::: Listed entries
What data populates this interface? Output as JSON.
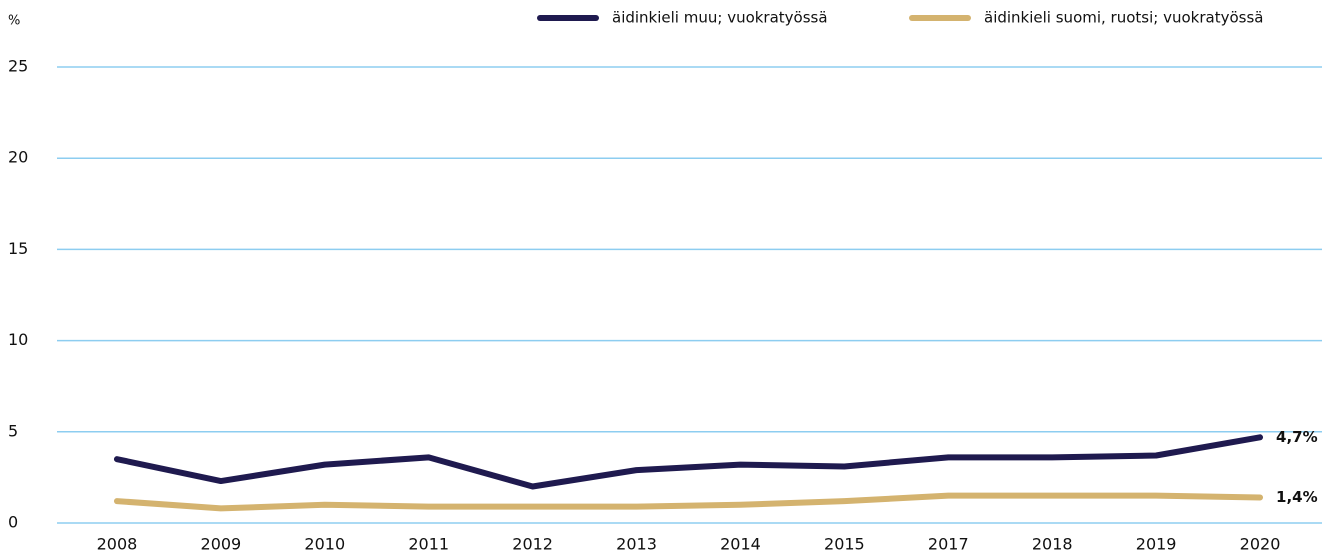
{
  "chart_data": {
    "type": "line",
    "y_unit": "%",
    "categories": [
      "2008",
      "2009",
      "2010",
      "2011",
      "2012",
      "2013",
      "2014",
      "2015",
      "2017",
      "2018",
      "2019",
      "2020"
    ],
    "series": [
      {
        "name": "äidinkieli muu; vuokratyössä",
        "color": "#1f1a4f",
        "values": [
          3.5,
          2.3,
          3.2,
          3.6,
          2.0,
          2.9,
          3.2,
          3.1,
          3.6,
          3.6,
          3.7,
          4.7
        ],
        "value_labels": [
          null,
          null,
          null,
          null,
          null,
          null,
          null,
          null,
          null,
          null,
          null,
          "4,7%"
        ]
      },
      {
        "name": "äidinkieli suomi, ruotsi; vuokratyössä",
        "color": "#d4b36f",
        "values": [
          1.2,
          0.8,
          1.0,
          0.9,
          0.9,
          0.9,
          1.0,
          1.2,
          1.5,
          1.5,
          1.5,
          1.4
        ],
        "value_labels": [
          null,
          null,
          null,
          null,
          null,
          null,
          null,
          null,
          null,
          null,
          null,
          "1,4%"
        ]
      }
    ],
    "ylim": [
      0,
      25
    ],
    "yticks": [
      0,
      5,
      10,
      15,
      20,
      25
    ],
    "grid": true,
    "legend": "top-right"
  }
}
::::::
[What is being asked]
Copy the listing over exactly, skipping the pictures it holds.

[Exercise answer]
What data populates this interface? Output as JSON.
{
  "chart_data": {
    "type": "line",
    "y_unit": "%",
    "categories": [
      "2008",
      "2009",
      "2010",
      "2011",
      "2012",
      "2013",
      "2014",
      "2015",
      "2017",
      "2018",
      "2019",
      "2020"
    ],
    "series": [
      {
        "name": "äidinkieli muu; vuokratyössä",
        "color": "#1f1a4f",
        "values": [
          3.5,
          2.3,
          3.2,
          3.6,
          2.0,
          2.9,
          3.2,
          3.1,
          3.6,
          3.6,
          3.7,
          4.7
        ],
        "value_labels": [
          null,
          null,
          null,
          null,
          null,
          null,
          null,
          null,
          null,
          null,
          null,
          "4,7%"
        ]
      },
      {
        "name": "äidinkieli suomi, ruotsi; vuokratyössä",
        "color": "#d4b36f",
        "values": [
          1.2,
          0.8,
          1.0,
          0.9,
          0.9,
          0.9,
          1.0,
          1.2,
          1.5,
          1.5,
          1.5,
          1.4
        ],
        "value_labels": [
          null,
          null,
          null,
          null,
          null,
          null,
          null,
          null,
          null,
          null,
          null,
          "1,4%"
        ]
      }
    ],
    "ylim": [
      0,
      25
    ],
    "yticks": [
      0,
      5,
      10,
      15,
      20,
      25
    ],
    "grid": true,
    "legend": "top-right"
  }
}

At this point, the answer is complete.